■ Problem description
Retype the whole listing, please, keeping every line exact and dropping the pictures.

■ Records supplied

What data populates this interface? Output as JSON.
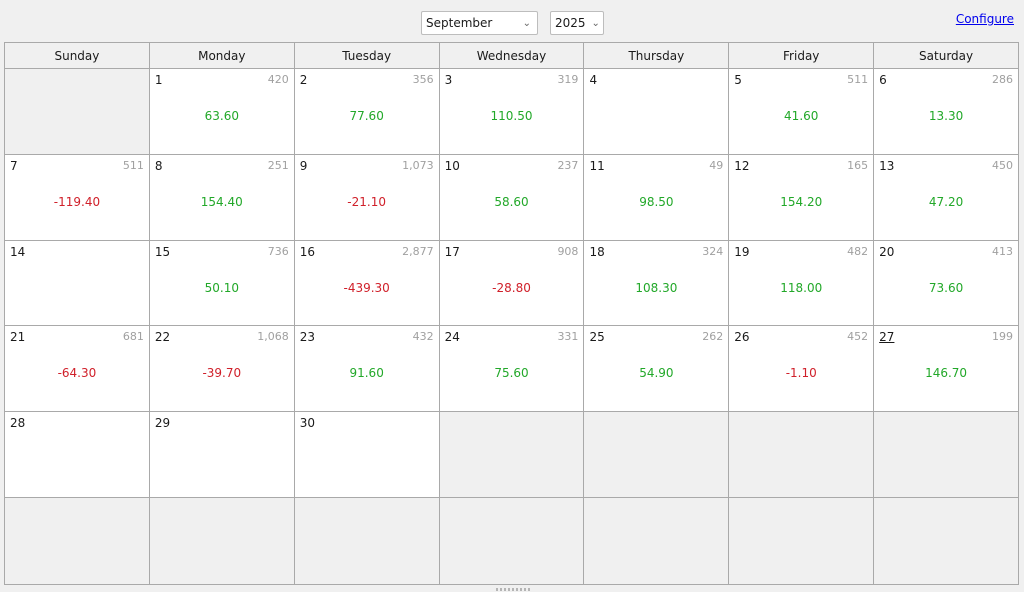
{
  "toolbar": {
    "month": "September",
    "year": "2025",
    "configure_label": "Configure"
  },
  "weekdays": [
    "Sunday",
    "Monday",
    "Tuesday",
    "Wednesday",
    "Thursday",
    "Friday",
    "Saturday"
  ],
  "colors": {
    "positive": "#22a829",
    "negative": "#d0202a",
    "count": "#a0a0a0",
    "link": "#0000ee"
  },
  "weeks": [
    [
      null,
      {
        "day": "1",
        "count": "420",
        "value": "63.60",
        "sign": "pos"
      },
      {
        "day": "2",
        "count": "356",
        "value": "77.60",
        "sign": "pos"
      },
      {
        "day": "3",
        "count": "319",
        "value": "110.50",
        "sign": "pos"
      },
      {
        "day": "4",
        "count": "",
        "value": "",
        "sign": ""
      },
      {
        "day": "5",
        "count": "511",
        "value": "41.60",
        "sign": "pos"
      },
      {
        "day": "6",
        "count": "286",
        "value": "13.30",
        "sign": "pos"
      }
    ],
    [
      {
        "day": "7",
        "count": "511",
        "value": "-119.40",
        "sign": "neg"
      },
      {
        "day": "8",
        "count": "251",
        "value": "154.40",
        "sign": "pos"
      },
      {
        "day": "9",
        "count": "1,073",
        "value": "-21.10",
        "sign": "neg"
      },
      {
        "day": "10",
        "count": "237",
        "value": "58.60",
        "sign": "pos"
      },
      {
        "day": "11",
        "count": "49",
        "value": "98.50",
        "sign": "pos"
      },
      {
        "day": "12",
        "count": "165",
        "value": "154.20",
        "sign": "pos"
      },
      {
        "day": "13",
        "count": "450",
        "value": "47.20",
        "sign": "pos"
      }
    ],
    [
      {
        "day": "14",
        "count": "",
        "value": "",
        "sign": ""
      },
      {
        "day": "15",
        "count": "736",
        "value": "50.10",
        "sign": "pos"
      },
      {
        "day": "16",
        "count": "2,877",
        "value": "-439.30",
        "sign": "neg"
      },
      {
        "day": "17",
        "count": "908",
        "value": "-28.80",
        "sign": "neg"
      },
      {
        "day": "18",
        "count": "324",
        "value": "108.30",
        "sign": "pos"
      },
      {
        "day": "19",
        "count": "482",
        "value": "118.00",
        "sign": "pos"
      },
      {
        "day": "20",
        "count": "413",
        "value": "73.60",
        "sign": "pos"
      }
    ],
    [
      {
        "day": "21",
        "count": "681",
        "value": "-64.30",
        "sign": "neg"
      },
      {
        "day": "22",
        "count": "1,068",
        "value": "-39.70",
        "sign": "neg"
      },
      {
        "day": "23",
        "count": "432",
        "value": "91.60",
        "sign": "pos"
      },
      {
        "day": "24",
        "count": "331",
        "value": "75.60",
        "sign": "pos"
      },
      {
        "day": "25",
        "count": "262",
        "value": "54.90",
        "sign": "pos"
      },
      {
        "day": "26",
        "count": "452",
        "value": "-1.10",
        "sign": "neg"
      },
      {
        "day": "27",
        "count": "199",
        "value": "146.70",
        "sign": "pos",
        "today": true
      }
    ],
    [
      {
        "day": "28",
        "count": "",
        "value": "",
        "sign": ""
      },
      {
        "day": "29",
        "count": "",
        "value": "",
        "sign": ""
      },
      {
        "day": "30",
        "count": "",
        "value": "",
        "sign": ""
      },
      null,
      null,
      null,
      null
    ],
    [
      null,
      null,
      null,
      null,
      null,
      null,
      null
    ]
  ]
}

■ Exercise result
What data populates this interface? Output as JSON.
{
  "toolbar": {
    "month": "September",
    "year": "2025",
    "configure_label": "Configure"
  },
  "weekdays": [
    "Sunday",
    "Monday",
    "Tuesday",
    "Wednesday",
    "Thursday",
    "Friday",
    "Saturday"
  ],
  "colors": {
    "positive": "#22a829",
    "negative": "#d0202a",
    "count": "#a0a0a0",
    "link": "#0000ee"
  },
  "weeks": [
    [
      null,
      {
        "day": "1",
        "count": "420",
        "value": "63.60",
        "sign": "pos"
      },
      {
        "day": "2",
        "count": "356",
        "value": "77.60",
        "sign": "pos"
      },
      {
        "day": "3",
        "count": "319",
        "value": "110.50",
        "sign": "pos"
      },
      {
        "day": "4",
        "count": "",
        "value": "",
        "sign": ""
      },
      {
        "day": "5",
        "count": "511",
        "value": "41.60",
        "sign": "pos"
      },
      {
        "day": "6",
        "count": "286",
        "value": "13.30",
        "sign": "pos"
      }
    ],
    [
      {
        "day": "7",
        "count": "511",
        "value": "-119.40",
        "sign": "neg"
      },
      {
        "day": "8",
        "count": "251",
        "value": "154.40",
        "sign": "pos"
      },
      {
        "day": "9",
        "count": "1,073",
        "value": "-21.10",
        "sign": "neg"
      },
      {
        "day": "10",
        "count": "237",
        "value": "58.60",
        "sign": "pos"
      },
      {
        "day": "11",
        "count": "49",
        "value": "98.50",
        "sign": "pos"
      },
      {
        "day": "12",
        "count": "165",
        "value": "154.20",
        "sign": "pos"
      },
      {
        "day": "13",
        "count": "450",
        "value": "47.20",
        "sign": "pos"
      }
    ],
    [
      {
        "day": "14",
        "count": "",
        "value": "",
        "sign": ""
      },
      {
        "day": "15",
        "count": "736",
        "value": "50.10",
        "sign": "pos"
      },
      {
        "day": "16",
        "count": "2,877",
        "value": "-439.30",
        "sign": "neg"
      },
      {
        "day": "17",
        "count": "908",
        "value": "-28.80",
        "sign": "neg"
      },
      {
        "day": "18",
        "count": "324",
        "value": "108.30",
        "sign": "pos"
      },
      {
        "day": "19",
        "count": "482",
        "value": "118.00",
        "sign": "pos"
      },
      {
        "day": "20",
        "count": "413",
        "value": "73.60",
        "sign": "pos"
      }
    ],
    [
      {
        "day": "21",
        "count": "681",
        "value": "-64.30",
        "sign": "neg"
      },
      {
        "day": "22",
        "count": "1,068",
        "value": "-39.70",
        "sign": "neg"
      },
      {
        "day": "23",
        "count": "432",
        "value": "91.60",
        "sign": "pos"
      },
      {
        "day": "24",
        "count": "331",
        "value": "75.60",
        "sign": "pos"
      },
      {
        "day": "25",
        "count": "262",
        "value": "54.90",
        "sign": "pos"
      },
      {
        "day": "26",
        "count": "452",
        "value": "-1.10",
        "sign": "neg"
      },
      {
        "day": "27",
        "count": "199",
        "value": "146.70",
        "sign": "pos",
        "today": true
      }
    ],
    [
      {
        "day": "28",
        "count": "",
        "value": "",
        "sign": ""
      },
      {
        "day": "29",
        "count": "",
        "value": "",
        "sign": ""
      },
      {
        "day": "30",
        "count": "",
        "value": "",
        "sign": ""
      },
      null,
      null,
      null,
      null
    ],
    [
      null,
      null,
      null,
      null,
      null,
      null,
      null
    ]
  ]
}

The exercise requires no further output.